# Exercise details:
Please transcribe the data below exactly. Leave the pictures out.

# Material for this task:

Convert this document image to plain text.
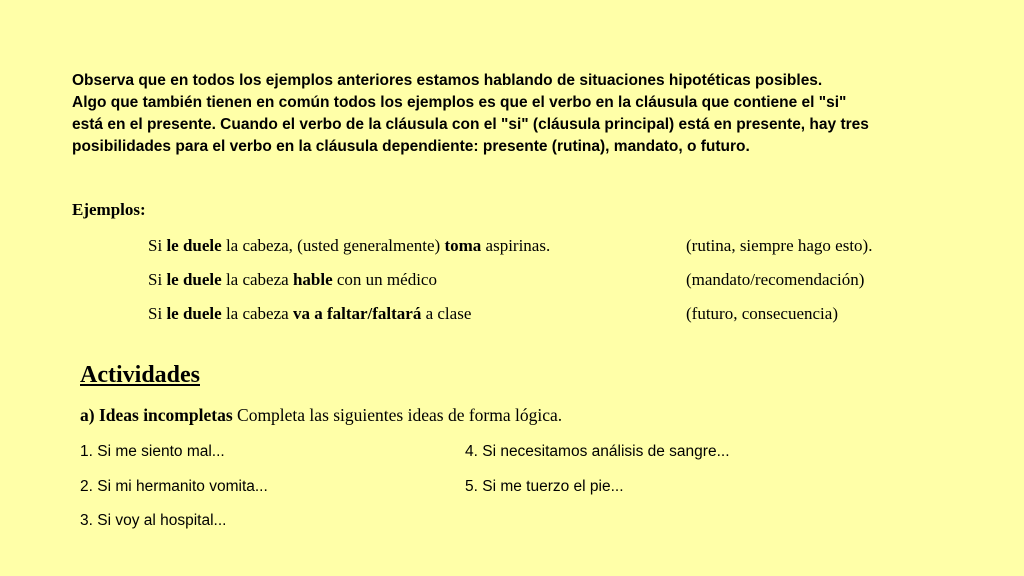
Observa que en todos los ejemplos anteriores estamos hablando de situaciones hipotéticas posibles.
Algo que también tienen en común todos los ejemplos es que el verbo en la cláusula que contiene el "si"
está en el presente. Cuando el verbo de la cláusula con el "si" (cláusula principal) está en presente, hay tres
posibilidades para el verbo en la cláusula dependiente: presente (rutina), mandato, o futuro.
Ejemplos:
Si le duele la cabeza, (usted generalmente) toma aspirinas.	(rutina, siempre hago esto).
Si le duele la cabeza hable con un médico	(mandato/recomendación)
Si le duele la cabeza va a faltar/faltará a clase	(futuro, consecuencia)
Actividades
a) Ideas incompletas Completa las siguientes ideas de forma lógica.
1. Si me siento mal...
2. Si mi hermanito vomita...
3. Si voy al hospital...
4. Si necesitamos análisis de sangre...
5. Si me tuerzo el pie...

# Correct answer:
Convert this document image to plain text.
Observa que en todos los ejemplos anteriores estamos hablando de situaciones hipotéticas posibles.
Algo que también tienen en común todos los ejemplos es que el verbo en la cláusula que contiene el "si"
está en el presente. Cuando el verbo de la cláusula con el "si" (cláusula principal) está en presente, hay tres
posibilidades para el verbo en la cláusula dependiente: presente (rutina), mandato, o futuro.
Ejemplos:
Si le duele la cabeza, (usted generalmente) toma aspirinas.	(rutina, siempre hago esto).
Si le duele la cabeza hable con un médico	(mandato/recomendación)
Si le duele la cabeza va a faltar/faltará a clase	(futuro, consecuencia)
Actividades
a) Ideas incompletas Completa las siguientes ideas de forma lógica.
1. Si me siento mal...
2. Si mi hermanito vomita...
3. Si voy al hospital...
4. Si necesitamos análisis de sangre...
5. Si me tuerzo el pie...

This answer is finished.